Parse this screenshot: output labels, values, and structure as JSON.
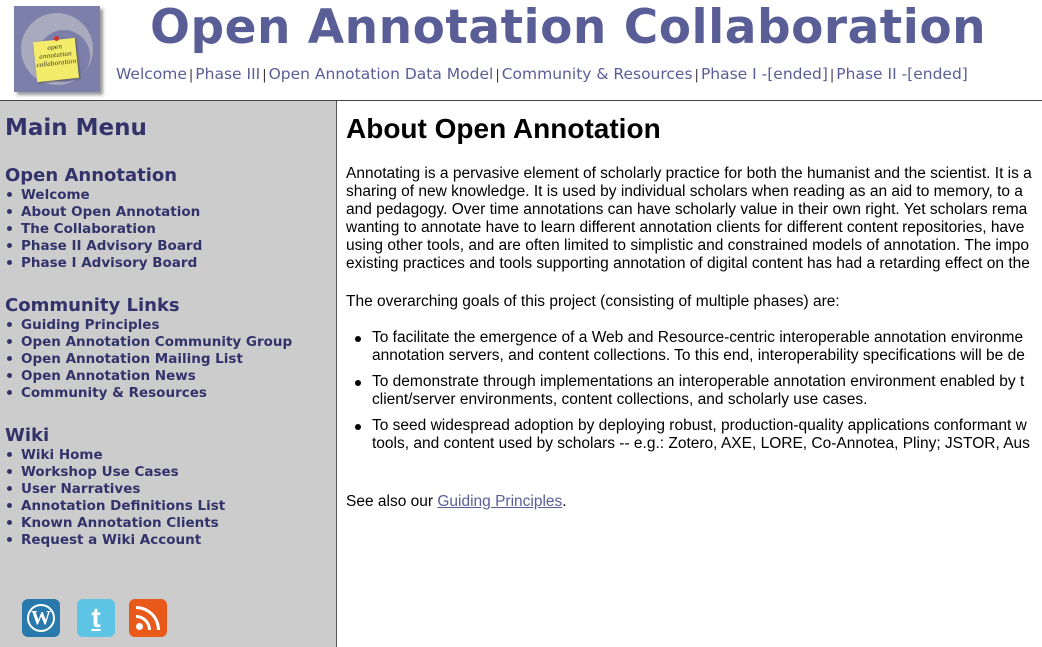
{
  "header": {
    "title": "Open Annotation Collaboration",
    "logo_text": "open annotation collaboration",
    "nav": [
      "Welcome",
      "Phase III",
      "Open Annotation Data Model",
      "Community & Resources",
      "Phase I -[ended]",
      "Phase II -[ended]"
    ]
  },
  "sidebar": {
    "menu_title": "Main Menu",
    "sections": [
      {
        "heading": "Open Annotation",
        "items": [
          "Welcome",
          "About Open Annotation",
          "The Collaboration",
          "Phase II Advisory Board",
          "Phase I Advisory Board"
        ]
      },
      {
        "heading": "Community Links",
        "items": [
          "Guiding Principles",
          "Open Annotation Community Group",
          "Open Annotation Mailing List",
          "Open Annotation News",
          "Community & Resources"
        ]
      },
      {
        "heading": "Wiki",
        "items": [
          "Wiki Home",
          "Workshop Use Cases",
          "User Narratives",
          "Annotation Definitions List",
          "Known Annotation Clients",
          "Request a Wiki Account"
        ]
      }
    ],
    "social": [
      "wordpress-icon",
      "twitter-icon",
      "rss-icon"
    ]
  },
  "main": {
    "heading": "About Open Annotation",
    "intro_lines": [
      "Annotating is a pervasive element of scholarly practice for both the humanist and the scientist. It is a",
      "sharing of new knowledge. It is used by individual scholars when reading as an aid to memory, to a",
      "and pedagogy. Over time annotations can have scholarly value in their own right. Yet scholars rema",
      "wanting to annotate have to learn different annotation clients for different content repositories, have",
      "using other tools, and are often limited to simplistic and constrained models of annotation. The impo",
      "existing practices and tools supporting annotation of digital content has had a retarding effect on the"
    ],
    "goals_intro": "The overarching goals of this project (consisting of multiple phases) are:",
    "goals": [
      [
        "To facilitate the emergence of a Web and Resource-centric interoperable annotation environme",
        "annotation servers, and content collections. To this end, interoperability specifications will be de"
      ],
      [
        "To demonstrate through implementations an interoperable annotation environment enabled by t",
        "client/server environments, content collections, and scholarly use cases."
      ],
      [
        "To seed widespread adoption by deploying robust, production-quality applications conformant w",
        "tools, and content used by scholars -- e.g.: Zotero, AXE, LORE, Co-Annotea, Pliny; JSTOR, Aus"
      ]
    ],
    "see_also_prefix": "See also our ",
    "see_also_link": "Guiding Principles",
    "see_also_suffix": "."
  },
  "colors": {
    "brand": "#5a5e97",
    "sidebar_bg": "#cccccc",
    "sidebar_text": "#33336b"
  }
}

-- -- --

-- Given task --
Quote every line of the records above exactly; no picture is to be copied.

-- Answer for the task --
Parse this screenshot: output labels, values, and structure as JSON.
{
  "header": {
    "title": "Open Annotation Collaboration",
    "logo_text": "open annotation collaboration",
    "nav": [
      "Welcome",
      "Phase III",
      "Open Annotation Data Model",
      "Community & Resources",
      "Phase I -[ended]",
      "Phase II -[ended]"
    ]
  },
  "sidebar": {
    "menu_title": "Main Menu",
    "sections": [
      {
        "heading": "Open Annotation",
        "items": [
          "Welcome",
          "About Open Annotation",
          "The Collaboration",
          "Phase II Advisory Board",
          "Phase I Advisory Board"
        ]
      },
      {
        "heading": "Community Links",
        "items": [
          "Guiding Principles",
          "Open Annotation Community Group",
          "Open Annotation Mailing List",
          "Open Annotation News",
          "Community & Resources"
        ]
      },
      {
        "heading": "Wiki",
        "items": [
          "Wiki Home",
          "Workshop Use Cases",
          "User Narratives",
          "Annotation Definitions List",
          "Known Annotation Clients",
          "Request a Wiki Account"
        ]
      }
    ],
    "social": [
      "wordpress-icon",
      "twitter-icon",
      "rss-icon"
    ]
  },
  "main": {
    "heading": "About Open Annotation",
    "intro_lines": [
      "Annotating is a pervasive element of scholarly practice for both the humanist and the scientist. It is a",
      "sharing of new knowledge. It is used by individual scholars when reading as an aid to memory, to a",
      "and pedagogy. Over time annotations can have scholarly value in their own right. Yet scholars rema",
      "wanting to annotate have to learn different annotation clients for different content repositories, have",
      "using other tools, and are often limited to simplistic and constrained models of annotation. The impo",
      "existing practices and tools supporting annotation of digital content has had a retarding effect on the"
    ],
    "goals_intro": "The overarching goals of this project (consisting of multiple phases) are:",
    "goals": [
      [
        "To facilitate the emergence of a Web and Resource-centric interoperable annotation environme",
        "annotation servers, and content collections. To this end, interoperability specifications will be de"
      ],
      [
        "To demonstrate through implementations an interoperable annotation environment enabled by t",
        "client/server environments, content collections, and scholarly use cases."
      ],
      [
        "To seed widespread adoption by deploying robust, production-quality applications conformant w",
        "tools, and content used by scholars -- e.g.: Zotero, AXE, LORE, Co-Annotea, Pliny; JSTOR, Aus"
      ]
    ],
    "see_also_prefix": "See also our ",
    "see_also_link": "Guiding Principles",
    "see_also_suffix": "."
  },
  "colors": {
    "brand": "#5a5e97",
    "sidebar_bg": "#cccccc",
    "sidebar_text": "#33336b"
  }
}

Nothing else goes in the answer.